* PROBLEM REQUIREMENTS: Go through the listing and set it down exactly, leaving out its pictures.

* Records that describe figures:

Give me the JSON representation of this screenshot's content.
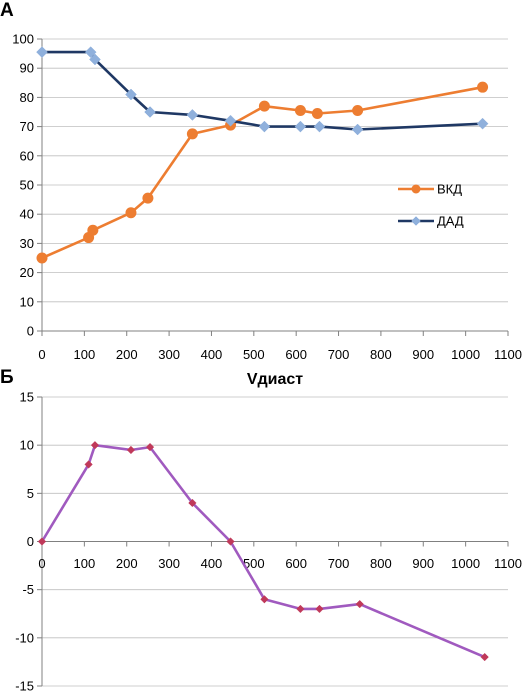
{
  "chart_data": [
    {
      "type": "line",
      "panel_label": "А",
      "title": "",
      "xlabel": "",
      "ylabel": "",
      "xlim": [
        0,
        1100
      ],
      "ylim": [
        0,
        100
      ],
      "xticks": [
        "0",
        "100",
        "200",
        "300",
        "400",
        "500",
        "600",
        "700",
        "800",
        "900",
        "1000",
        "1100"
      ],
      "yticks": [
        "0",
        "10",
        "20",
        "30",
        "40",
        "50",
        "60",
        "70",
        "80",
        "90",
        "100"
      ],
      "grid": "horizontal",
      "legend_position": "right",
      "series": [
        {
          "name": "ВКД",
          "color": "#ed7d31",
          "marker": "circle",
          "points": [
            [
              0,
              25
            ],
            [
              110,
              32
            ],
            [
              120,
              34.5
            ],
            [
              210,
              40.5
            ],
            [
              250,
              45.5
            ],
            [
              355,
              67.5
            ],
            [
              445,
              70.5
            ],
            [
              525,
              77
            ],
            [
              610,
              75.5
            ],
            [
              650,
              74.5
            ],
            [
              745,
              75.5
            ],
            [
              1040,
              83.5
            ]
          ]
        },
        {
          "name": "ДАД",
          "color": "#1f3864",
          "marker_color": "#8fb0dc",
          "marker": "diamond",
          "points": [
            [
              0,
              95.5
            ],
            [
              115,
              95.5
            ],
            [
              125,
              93
            ],
            [
              210,
              81
            ],
            [
              255,
              75
            ],
            [
              355,
              74
            ],
            [
              445,
              72
            ],
            [
              525,
              70
            ],
            [
              610,
              70
            ],
            [
              655,
              70
            ],
            [
              745,
              69
            ],
            [
              1040,
              71
            ]
          ]
        }
      ]
    },
    {
      "type": "line",
      "panel_label": "Б",
      "title": "Vдиаст",
      "xlabel": "",
      "ylabel": "",
      "xlim": [
        0,
        1100
      ],
      "ylim": [
        -15,
        15
      ],
      "xticks": [
        "0",
        "100",
        "200",
        "300",
        "400",
        "500",
        "600",
        "700",
        "800",
        "900",
        "1000",
        "1100"
      ],
      "yticks": [
        "-15",
        "-10",
        "-5",
        "0",
        "5",
        "10",
        "15"
      ],
      "grid": "horizontal",
      "series": [
        {
          "color": "#a05abf",
          "marker_color": "#c0395a",
          "marker": "diamond",
          "points": [
            [
              0,
              0
            ],
            [
              110,
              8
            ],
            [
              125,
              10
            ],
            [
              210,
              9.5
            ],
            [
              255,
              9.8
            ],
            [
              355,
              4
            ],
            [
              445,
              0
            ],
            [
              525,
              -6
            ],
            [
              610,
              -7
            ],
            [
              655,
              -7
            ],
            [
              750,
              -6.5
            ],
            [
              1045,
              -12
            ]
          ]
        }
      ]
    }
  ]
}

* EXERCISE RESULT:
Give me the JSON representation of this screenshot's content.
{
  "chart_data": [
    {
      "type": "line",
      "panel_label": "А",
      "title": "",
      "xlabel": "",
      "ylabel": "",
      "xlim": [
        0,
        1100
      ],
      "ylim": [
        0,
        100
      ],
      "xticks": [
        "0",
        "100",
        "200",
        "300",
        "400",
        "500",
        "600",
        "700",
        "800",
        "900",
        "1000",
        "1100"
      ],
      "yticks": [
        "0",
        "10",
        "20",
        "30",
        "40",
        "50",
        "60",
        "70",
        "80",
        "90",
        "100"
      ],
      "grid": "horizontal",
      "legend_position": "right",
      "series": [
        {
          "name": "ВКД",
          "color": "#ed7d31",
          "marker": "circle",
          "points": [
            [
              0,
              25
            ],
            [
              110,
              32
            ],
            [
              120,
              34.5
            ],
            [
              210,
              40.5
            ],
            [
              250,
              45.5
            ],
            [
              355,
              67.5
            ],
            [
              445,
              70.5
            ],
            [
              525,
              77
            ],
            [
              610,
              75.5
            ],
            [
              650,
              74.5
            ],
            [
              745,
              75.5
            ],
            [
              1040,
              83.5
            ]
          ]
        },
        {
          "name": "ДАД",
          "color": "#1f3864",
          "marker_color": "#8fb0dc",
          "marker": "diamond",
          "points": [
            [
              0,
              95.5
            ],
            [
              115,
              95.5
            ],
            [
              125,
              93
            ],
            [
              210,
              81
            ],
            [
              255,
              75
            ],
            [
              355,
              74
            ],
            [
              445,
              72
            ],
            [
              525,
              70
            ],
            [
              610,
              70
            ],
            [
              655,
              70
            ],
            [
              745,
              69
            ],
            [
              1040,
              71
            ]
          ]
        }
      ]
    },
    {
      "type": "line",
      "panel_label": "Б",
      "title": "Vдиаст",
      "xlabel": "",
      "ylabel": "",
      "xlim": [
        0,
        1100
      ],
      "ylim": [
        -15,
        15
      ],
      "xticks": [
        "0",
        "100",
        "200",
        "300",
        "400",
        "500",
        "600",
        "700",
        "800",
        "900",
        "1000",
        "1100"
      ],
      "yticks": [
        "-15",
        "-10",
        "-5",
        "0",
        "5",
        "10",
        "15"
      ],
      "grid": "horizontal",
      "series": [
        {
          "color": "#a05abf",
          "marker_color": "#c0395a",
          "marker": "diamond",
          "points": [
            [
              0,
              0
            ],
            [
              110,
              8
            ],
            [
              125,
              10
            ],
            [
              210,
              9.5
            ],
            [
              255,
              9.8
            ],
            [
              355,
              4
            ],
            [
              445,
              0
            ],
            [
              525,
              -6
            ],
            [
              610,
              -7
            ],
            [
              655,
              -7
            ],
            [
              750,
              -6.5
            ],
            [
              1045,
              -12
            ]
          ]
        }
      ]
    }
  ]
}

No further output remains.